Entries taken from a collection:
═══

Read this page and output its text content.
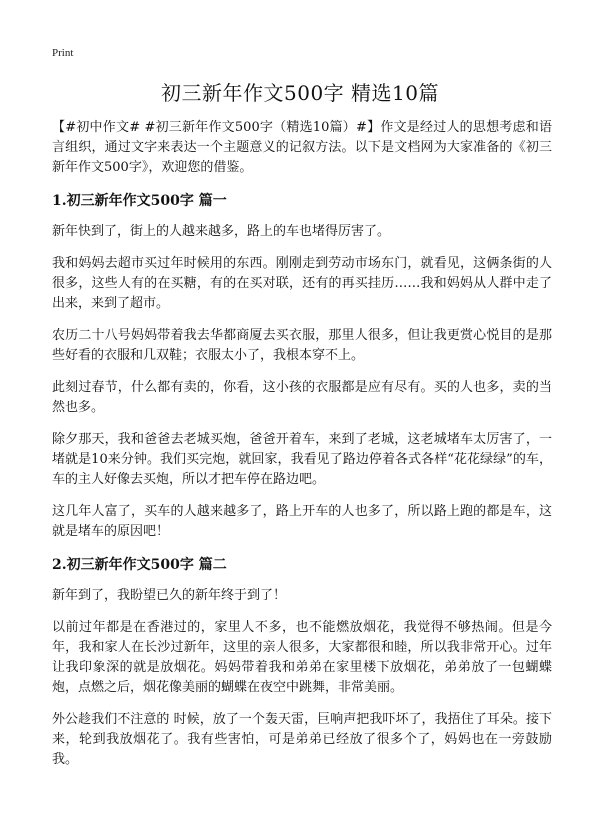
Print
初三新年作文500字 精选10篇

【#初中作文# #初三新年作文500字（精选10篇）#】作文是经过人的思想考虑和语言组织，通过文字来表达一个主题意义的记叙方法。以下是文档网为大家准备的《初三新年作文500字》，欢迎您的借鉴。

1.初三新年作文500字 篇一

新年快到了，街上的人越来越多，路上的车也堵得厉害了。

我和妈妈去超市买过年时候用的东西。刚刚走到劳动市场东门，就看见，这俩条街的人很多，这些人有的在买糖，有的在买对联，还有的再买挂历……我和妈妈从人群中走了出来，来到了超市。

农历二十八号妈妈带着我去华都商厦去买衣服，那里人很多，但让我更赏心悦目的是那些好看的衣服和几双鞋；衣服太小了，我根本穿不上。

此刻过春节，什么都有卖的，你看，这小孩的衣服都是应有尽有。买的人也多，卖的当然也多。

除夕那天，我和爸爸去老城买炮，爸爸开着车，来到了老城，这老城堵车太厉害了，一堵就是10来分钟。我们买完炮，就回家，我看见了路边停着各式各样“花花绿绿”的车，车的主人好像去买炮，所以才把车停在路边吧。

这几年人富了，买车的人越来越多了，路上开车的人也多了，所以路上跑的都是车，这就是堵车的原因吧！

2.初三新年作文500字 篇二

新年到了，我盼望已久的新年终于到了！

以前过年都是在香港过的，家里人不多，也不能燃放烟花，我觉得不够热闹。但是今年，我和家人在长沙过新年，这里的亲人很多，大家都很和睦，所以我非常开心。过年让我印象深的就是放烟花。妈妈带着我和弟弟在家里楼下放烟花，弟弟放了一包蝴蝶炮，点燃之后，烟花像美丽的蝴蝶在夜空中跳舞，非常美丽。

外公趁我们不注意的 时候，放了一个轰天雷，巨响声把我吓坏了，我捂住了耳朵。接下来，轮到我放烟花了。我有些害怕，可是弟弟已经放了很多个了，妈妈也在一旁鼓励我。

═══

**Task prompt:** Copy out each line exactly, without the pictures.

**Reply:**
Read this page and output its text content.
Print
初三新年作文500字 精选10篇

【#初中作文# #初三新年作文500字（精选10篇）#】作文是经过人的思想考虑和语言组织，通过文字来表达一个主题意义的记叙方法。以下是文档网为大家准备的《初三新年作文500字》，欢迎您的借鉴。

1.初三新年作文500字 篇一

新年快到了，街上的人越来越多，路上的车也堵得厉害了。

我和妈妈去超市买过年时候用的东西。刚刚走到劳动市场东门，就看见，这俩条街的人很多，这些人有的在买糖，有的在买对联，还有的再买挂历……我和妈妈从人群中走了出来，来到了超市。

农历二十八号妈妈带着我去华都商厦去买衣服，那里人很多，但让我更赏心悦目的是那些好看的衣服和几双鞋；衣服太小了，我根本穿不上。

此刻过春节，什么都有卖的，你看，这小孩的衣服都是应有尽有。买的人也多，卖的当然也多。

除夕那天，我和爸爸去老城买炮，爸爸开着车，来到了老城，这老城堵车太厉害了，一堵就是10来分钟。我们买完炮，就回家，我看见了路边停着各式各样“花花绿绿”的车，车的主人好像去买炮，所以才把车停在路边吧。

这几年人富了，买车的人越来越多了，路上开车的人也多了，所以路上跑的都是车，这就是堵车的原因吧！

2.初三新年作文500字 篇二

新年到了，我盼望已久的新年终于到了！

以前过年都是在香港过的，家里人不多，也不能燃放烟花，我觉得不够热闹。但是今年，我和家人在长沙过新年，这里的亲人很多，大家都很和睦，所以我非常开心。过年让我印象深的就是放烟花。妈妈带着我和弟弟在家里楼下放烟花，弟弟放了一包蝴蝶炮，点燃之后，烟花像美丽的蝴蝶在夜空中跳舞，非常美丽。

外公趁我们不注意的 时候，放了一个轰天雷，巨响声把我吓坏了，我捂住了耳朵。接下来，轮到我放烟花了。我有些害怕，可是弟弟已经放了很多个了，妈妈也在一旁鼓励我。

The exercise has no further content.